*** Records to use

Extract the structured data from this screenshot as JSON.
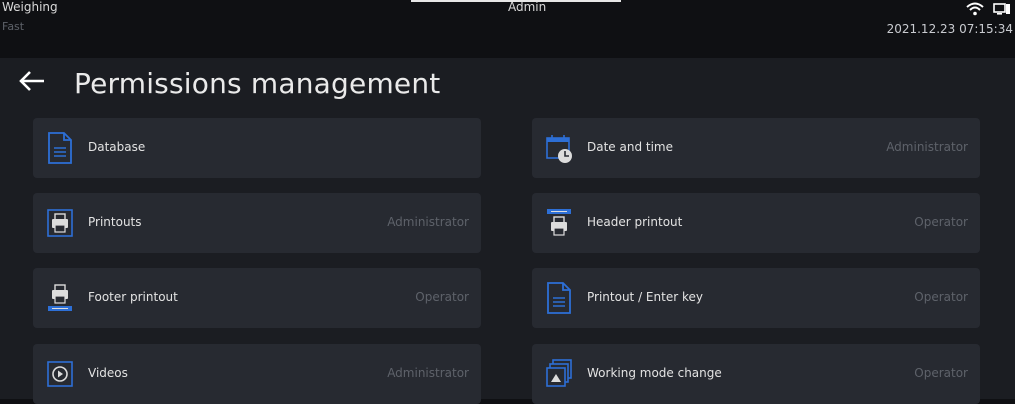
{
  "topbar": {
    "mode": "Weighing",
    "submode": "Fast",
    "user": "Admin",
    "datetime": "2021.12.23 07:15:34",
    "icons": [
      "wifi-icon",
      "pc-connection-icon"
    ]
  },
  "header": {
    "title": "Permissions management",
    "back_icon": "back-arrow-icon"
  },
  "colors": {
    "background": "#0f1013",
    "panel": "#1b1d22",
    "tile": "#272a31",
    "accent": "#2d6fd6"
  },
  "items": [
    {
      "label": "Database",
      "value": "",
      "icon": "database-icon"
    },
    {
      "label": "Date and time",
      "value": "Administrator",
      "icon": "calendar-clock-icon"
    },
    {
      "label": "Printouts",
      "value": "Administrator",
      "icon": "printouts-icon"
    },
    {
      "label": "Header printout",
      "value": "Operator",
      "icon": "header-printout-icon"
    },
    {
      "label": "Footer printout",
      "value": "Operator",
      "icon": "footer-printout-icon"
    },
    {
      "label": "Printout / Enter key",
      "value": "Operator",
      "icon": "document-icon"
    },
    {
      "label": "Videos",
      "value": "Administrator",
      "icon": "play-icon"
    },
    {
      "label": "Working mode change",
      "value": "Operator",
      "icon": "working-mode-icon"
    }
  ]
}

******
*** Records to use

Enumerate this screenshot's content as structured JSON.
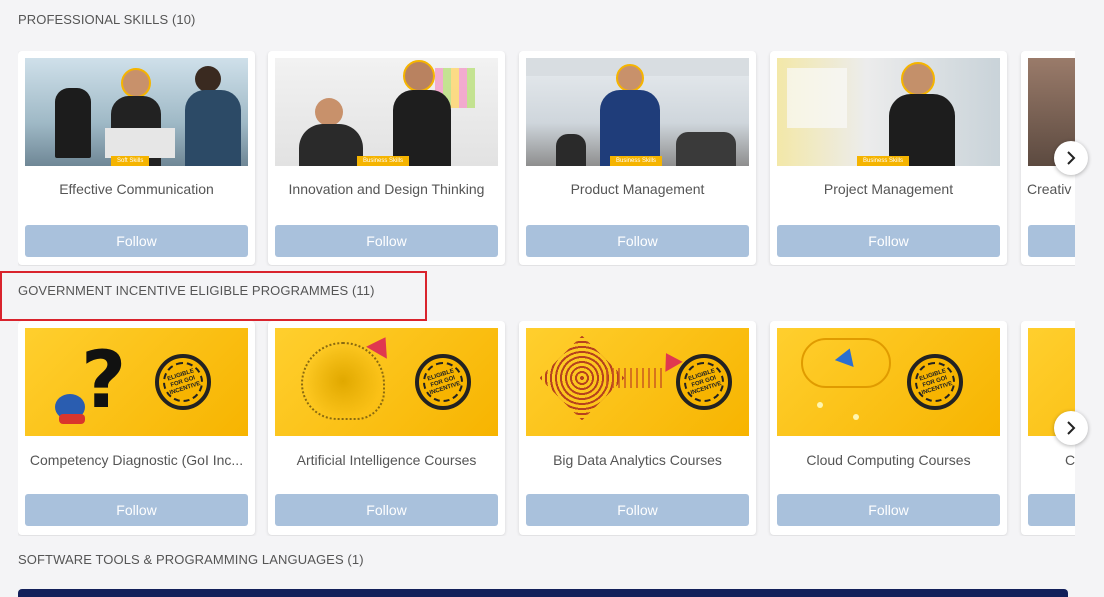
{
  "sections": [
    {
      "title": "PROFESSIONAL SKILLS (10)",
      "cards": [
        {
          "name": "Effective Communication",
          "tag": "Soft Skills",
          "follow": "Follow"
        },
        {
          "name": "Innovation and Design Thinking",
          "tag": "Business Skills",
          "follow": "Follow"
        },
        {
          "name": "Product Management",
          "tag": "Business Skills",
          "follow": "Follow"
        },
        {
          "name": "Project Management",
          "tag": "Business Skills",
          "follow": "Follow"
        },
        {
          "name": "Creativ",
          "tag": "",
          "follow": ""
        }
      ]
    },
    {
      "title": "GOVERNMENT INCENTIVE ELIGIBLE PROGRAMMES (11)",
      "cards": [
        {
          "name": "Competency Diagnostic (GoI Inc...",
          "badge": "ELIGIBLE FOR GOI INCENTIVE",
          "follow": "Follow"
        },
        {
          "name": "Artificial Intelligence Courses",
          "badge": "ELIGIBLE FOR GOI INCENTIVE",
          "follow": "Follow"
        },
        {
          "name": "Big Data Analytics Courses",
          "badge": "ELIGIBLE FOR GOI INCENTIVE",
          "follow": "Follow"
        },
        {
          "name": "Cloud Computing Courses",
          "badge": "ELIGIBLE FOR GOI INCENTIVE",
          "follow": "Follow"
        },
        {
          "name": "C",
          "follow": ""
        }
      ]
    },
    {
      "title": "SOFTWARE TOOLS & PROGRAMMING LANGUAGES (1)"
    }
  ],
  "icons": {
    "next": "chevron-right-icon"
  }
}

******

● **Exercise description**: Extract each line holding the word "Courses" from the records.

● **Output for this exercise**:
          "name": "Artificial Intelligence Courses",
          "name": "Big Data Analytics Courses",
          "name": "Cloud Computing Courses",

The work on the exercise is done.